Repeat the listing in full, word for word.

━━━━

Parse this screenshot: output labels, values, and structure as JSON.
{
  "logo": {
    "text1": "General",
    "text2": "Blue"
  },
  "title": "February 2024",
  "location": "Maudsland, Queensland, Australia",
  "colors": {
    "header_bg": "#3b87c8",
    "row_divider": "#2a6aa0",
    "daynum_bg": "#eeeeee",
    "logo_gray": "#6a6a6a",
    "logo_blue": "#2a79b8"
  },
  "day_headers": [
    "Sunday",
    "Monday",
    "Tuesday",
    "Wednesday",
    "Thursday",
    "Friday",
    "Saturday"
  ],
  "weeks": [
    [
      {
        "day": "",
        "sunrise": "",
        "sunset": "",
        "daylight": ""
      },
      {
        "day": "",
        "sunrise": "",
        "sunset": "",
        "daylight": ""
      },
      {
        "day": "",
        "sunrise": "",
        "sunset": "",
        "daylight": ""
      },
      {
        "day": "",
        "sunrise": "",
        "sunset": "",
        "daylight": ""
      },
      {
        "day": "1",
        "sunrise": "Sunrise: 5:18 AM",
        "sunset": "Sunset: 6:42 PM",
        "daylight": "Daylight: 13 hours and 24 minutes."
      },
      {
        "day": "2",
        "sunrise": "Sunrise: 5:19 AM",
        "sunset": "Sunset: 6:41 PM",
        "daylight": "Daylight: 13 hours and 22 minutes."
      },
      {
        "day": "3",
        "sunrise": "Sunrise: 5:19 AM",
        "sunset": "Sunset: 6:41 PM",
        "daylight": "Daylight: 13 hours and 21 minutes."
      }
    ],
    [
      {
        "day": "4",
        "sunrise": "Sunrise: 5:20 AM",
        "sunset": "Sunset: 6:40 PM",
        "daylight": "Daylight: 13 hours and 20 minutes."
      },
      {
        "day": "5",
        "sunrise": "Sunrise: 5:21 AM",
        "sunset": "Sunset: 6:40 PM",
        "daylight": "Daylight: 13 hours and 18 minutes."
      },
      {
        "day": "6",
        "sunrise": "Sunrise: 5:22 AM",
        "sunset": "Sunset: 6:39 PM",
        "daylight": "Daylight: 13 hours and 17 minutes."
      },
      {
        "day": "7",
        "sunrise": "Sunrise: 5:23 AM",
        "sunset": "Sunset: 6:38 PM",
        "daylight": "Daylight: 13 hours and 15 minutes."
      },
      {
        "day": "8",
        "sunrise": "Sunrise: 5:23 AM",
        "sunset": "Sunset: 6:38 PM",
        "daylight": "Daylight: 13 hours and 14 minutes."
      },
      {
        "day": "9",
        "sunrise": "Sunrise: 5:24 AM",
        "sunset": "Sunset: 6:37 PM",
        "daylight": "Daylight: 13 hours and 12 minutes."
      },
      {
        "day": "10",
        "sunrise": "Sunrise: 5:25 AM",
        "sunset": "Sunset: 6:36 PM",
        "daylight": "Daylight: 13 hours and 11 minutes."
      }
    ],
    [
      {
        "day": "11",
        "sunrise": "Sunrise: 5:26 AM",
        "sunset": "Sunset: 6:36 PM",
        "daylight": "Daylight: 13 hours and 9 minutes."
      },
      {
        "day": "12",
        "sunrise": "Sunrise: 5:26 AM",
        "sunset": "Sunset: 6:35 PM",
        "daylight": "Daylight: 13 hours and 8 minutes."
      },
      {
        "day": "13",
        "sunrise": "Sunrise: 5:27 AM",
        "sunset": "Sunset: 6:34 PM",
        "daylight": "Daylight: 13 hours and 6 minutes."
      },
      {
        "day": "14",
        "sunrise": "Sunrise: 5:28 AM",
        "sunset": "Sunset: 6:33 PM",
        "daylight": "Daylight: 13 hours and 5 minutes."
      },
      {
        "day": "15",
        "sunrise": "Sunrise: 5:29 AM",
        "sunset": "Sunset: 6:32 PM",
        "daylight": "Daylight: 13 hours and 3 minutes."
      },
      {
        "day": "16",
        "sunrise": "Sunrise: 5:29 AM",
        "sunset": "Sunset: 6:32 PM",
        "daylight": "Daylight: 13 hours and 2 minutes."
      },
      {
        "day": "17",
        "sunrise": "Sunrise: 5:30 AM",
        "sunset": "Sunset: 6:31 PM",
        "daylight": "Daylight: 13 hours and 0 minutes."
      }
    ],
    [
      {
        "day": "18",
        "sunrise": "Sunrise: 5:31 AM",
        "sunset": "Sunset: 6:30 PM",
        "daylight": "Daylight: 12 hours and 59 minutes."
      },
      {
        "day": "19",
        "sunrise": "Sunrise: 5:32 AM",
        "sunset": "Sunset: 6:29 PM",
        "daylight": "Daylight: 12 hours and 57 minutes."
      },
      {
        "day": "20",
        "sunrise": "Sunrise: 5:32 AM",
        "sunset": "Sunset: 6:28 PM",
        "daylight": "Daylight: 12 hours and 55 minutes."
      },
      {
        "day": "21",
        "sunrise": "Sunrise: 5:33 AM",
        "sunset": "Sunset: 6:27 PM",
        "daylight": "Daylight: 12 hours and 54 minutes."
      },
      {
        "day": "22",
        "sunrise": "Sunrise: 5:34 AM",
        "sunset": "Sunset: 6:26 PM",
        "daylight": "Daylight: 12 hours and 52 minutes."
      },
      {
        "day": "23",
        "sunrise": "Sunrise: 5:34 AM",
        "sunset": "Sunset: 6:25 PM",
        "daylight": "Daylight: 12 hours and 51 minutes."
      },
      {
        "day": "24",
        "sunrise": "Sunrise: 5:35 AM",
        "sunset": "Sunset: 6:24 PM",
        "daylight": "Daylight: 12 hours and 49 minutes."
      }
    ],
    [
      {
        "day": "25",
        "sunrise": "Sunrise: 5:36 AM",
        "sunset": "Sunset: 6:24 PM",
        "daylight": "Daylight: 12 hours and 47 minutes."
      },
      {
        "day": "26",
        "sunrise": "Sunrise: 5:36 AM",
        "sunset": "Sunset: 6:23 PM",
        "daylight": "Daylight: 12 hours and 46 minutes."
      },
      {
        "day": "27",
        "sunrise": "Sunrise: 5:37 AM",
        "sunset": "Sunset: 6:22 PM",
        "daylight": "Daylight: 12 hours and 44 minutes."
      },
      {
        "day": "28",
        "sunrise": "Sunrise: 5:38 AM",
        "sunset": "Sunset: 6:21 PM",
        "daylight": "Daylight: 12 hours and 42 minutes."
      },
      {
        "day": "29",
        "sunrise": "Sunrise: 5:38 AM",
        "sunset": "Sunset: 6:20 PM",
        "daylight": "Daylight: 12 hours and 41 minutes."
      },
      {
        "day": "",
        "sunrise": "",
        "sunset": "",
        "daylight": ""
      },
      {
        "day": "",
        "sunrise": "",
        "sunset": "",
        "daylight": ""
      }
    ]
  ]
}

━━━━

## SOLUTION BELOW
Parse this screenshot: output labels, values, and structure as JSON.
{
  "logo": {
    "text1": "General",
    "text2": "Blue"
  },
  "title": "February 2024",
  "location": "Maudsland, Queensland, Australia",
  "colors": {
    "header_bg": "#3b87c8",
    "row_divider": "#2a6aa0",
    "daynum_bg": "#eeeeee",
    "logo_gray": "#6a6a6a",
    "logo_blue": "#2a79b8"
  },
  "day_headers": [
    "Sunday",
    "Monday",
    "Tuesday",
    "Wednesday",
    "Thursday",
    "Friday",
    "Saturday"
  ],
  "weeks": [
    [
      {
        "day": "",
        "sunrise": "",
        "sunset": "",
        "daylight": ""
      },
      {
        "day": "",
        "sunrise": "",
        "sunset": "",
        "daylight": ""
      },
      {
        "day": "",
        "sunrise": "",
        "sunset": "",
        "daylight": ""
      },
      {
        "day": "",
        "sunrise": "",
        "sunset": "",
        "daylight": ""
      },
      {
        "day": "1",
        "sunrise": "Sunrise: 5:18 AM",
        "sunset": "Sunset: 6:42 PM",
        "daylight": "Daylight: 13 hours and 24 minutes."
      },
      {
        "day": "2",
        "sunrise": "Sunrise: 5:19 AM",
        "sunset": "Sunset: 6:41 PM",
        "daylight": "Daylight: 13 hours and 22 minutes."
      },
      {
        "day": "3",
        "sunrise": "Sunrise: 5:19 AM",
        "sunset": "Sunset: 6:41 PM",
        "daylight": "Daylight: 13 hours and 21 minutes."
      }
    ],
    [
      {
        "day": "4",
        "sunrise": "Sunrise: 5:20 AM",
        "sunset": "Sunset: 6:40 PM",
        "daylight": "Daylight: 13 hours and 20 minutes."
      },
      {
        "day": "5",
        "sunrise": "Sunrise: 5:21 AM",
        "sunset": "Sunset: 6:40 PM",
        "daylight": "Daylight: 13 hours and 18 minutes."
      },
      {
        "day": "6",
        "sunrise": "Sunrise: 5:22 AM",
        "sunset": "Sunset: 6:39 PM",
        "daylight": "Daylight: 13 hours and 17 minutes."
      },
      {
        "day": "7",
        "sunrise": "Sunrise: 5:23 AM",
        "sunset": "Sunset: 6:38 PM",
        "daylight": "Daylight: 13 hours and 15 minutes."
      },
      {
        "day": "8",
        "sunrise": "Sunrise: 5:23 AM",
        "sunset": "Sunset: 6:38 PM",
        "daylight": "Daylight: 13 hours and 14 minutes."
      },
      {
        "day": "9",
        "sunrise": "Sunrise: 5:24 AM",
        "sunset": "Sunset: 6:37 PM",
        "daylight": "Daylight: 13 hours and 12 minutes."
      },
      {
        "day": "10",
        "sunrise": "Sunrise: 5:25 AM",
        "sunset": "Sunset: 6:36 PM",
        "daylight": "Daylight: 13 hours and 11 minutes."
      }
    ],
    [
      {
        "day": "11",
        "sunrise": "Sunrise: 5:26 AM",
        "sunset": "Sunset: 6:36 PM",
        "daylight": "Daylight: 13 hours and 9 minutes."
      },
      {
        "day": "12",
        "sunrise": "Sunrise: 5:26 AM",
        "sunset": "Sunset: 6:35 PM",
        "daylight": "Daylight: 13 hours and 8 minutes."
      },
      {
        "day": "13",
        "sunrise": "Sunrise: 5:27 AM",
        "sunset": "Sunset: 6:34 PM",
        "daylight": "Daylight: 13 hours and 6 minutes."
      },
      {
        "day": "14",
        "sunrise": "Sunrise: 5:28 AM",
        "sunset": "Sunset: 6:33 PM",
        "daylight": "Daylight: 13 hours and 5 minutes."
      },
      {
        "day": "15",
        "sunrise": "Sunrise: 5:29 AM",
        "sunset": "Sunset: 6:32 PM",
        "daylight": "Daylight: 13 hours and 3 minutes."
      },
      {
        "day": "16",
        "sunrise": "Sunrise: 5:29 AM",
        "sunset": "Sunset: 6:32 PM",
        "daylight": "Daylight: 13 hours and 2 minutes."
      },
      {
        "day": "17",
        "sunrise": "Sunrise: 5:30 AM",
        "sunset": "Sunset: 6:31 PM",
        "daylight": "Daylight: 13 hours and 0 minutes."
      }
    ],
    [
      {
        "day": "18",
        "sunrise": "Sunrise: 5:31 AM",
        "sunset": "Sunset: 6:30 PM",
        "daylight": "Daylight: 12 hours and 59 minutes."
      },
      {
        "day": "19",
        "sunrise": "Sunrise: 5:32 AM",
        "sunset": "Sunset: 6:29 PM",
        "daylight": "Daylight: 12 hours and 57 minutes."
      },
      {
        "day": "20",
        "sunrise": "Sunrise: 5:32 AM",
        "sunset": "Sunset: 6:28 PM",
        "daylight": "Daylight: 12 hours and 55 minutes."
      },
      {
        "day": "21",
        "sunrise": "Sunrise: 5:33 AM",
        "sunset": "Sunset: 6:27 PM",
        "daylight": "Daylight: 12 hours and 54 minutes."
      },
      {
        "day": "22",
        "sunrise": "Sunrise: 5:34 AM",
        "sunset": "Sunset: 6:26 PM",
        "daylight": "Daylight: 12 hours and 52 minutes."
      },
      {
        "day": "23",
        "sunrise": "Sunrise: 5:34 AM",
        "sunset": "Sunset: 6:25 PM",
        "daylight": "Daylight: 12 hours and 51 minutes."
      },
      {
        "day": "24",
        "sunrise": "Sunrise: 5:35 AM",
        "sunset": "Sunset: 6:24 PM",
        "daylight": "Daylight: 12 hours and 49 minutes."
      }
    ],
    [
      {
        "day": "25",
        "sunrise": "Sunrise: 5:36 AM",
        "sunset": "Sunset: 6:24 PM",
        "daylight": "Daylight: 12 hours and 47 minutes."
      },
      {
        "day": "26",
        "sunrise": "Sunrise: 5:36 AM",
        "sunset": "Sunset: 6:23 PM",
        "daylight": "Daylight: 12 hours and 46 minutes."
      },
      {
        "day": "27",
        "sunrise": "Sunrise: 5:37 AM",
        "sunset": "Sunset: 6:22 PM",
        "daylight": "Daylight: 12 hours and 44 minutes."
      },
      {
        "day": "28",
        "sunrise": "Sunrise: 5:38 AM",
        "sunset": "Sunset: 6:21 PM",
        "daylight": "Daylight: 12 hours and 42 minutes."
      },
      {
        "day": "29",
        "sunrise": "Sunrise: 5:38 AM",
        "sunset": "Sunset: 6:20 PM",
        "daylight": "Daylight: 12 hours and 41 minutes."
      },
      {
        "day": "",
        "sunrise": "",
        "sunset": "",
        "daylight": ""
      },
      {
        "day": "",
        "sunrise": "",
        "sunset": "",
        "daylight": ""
      }
    ]
  ]
}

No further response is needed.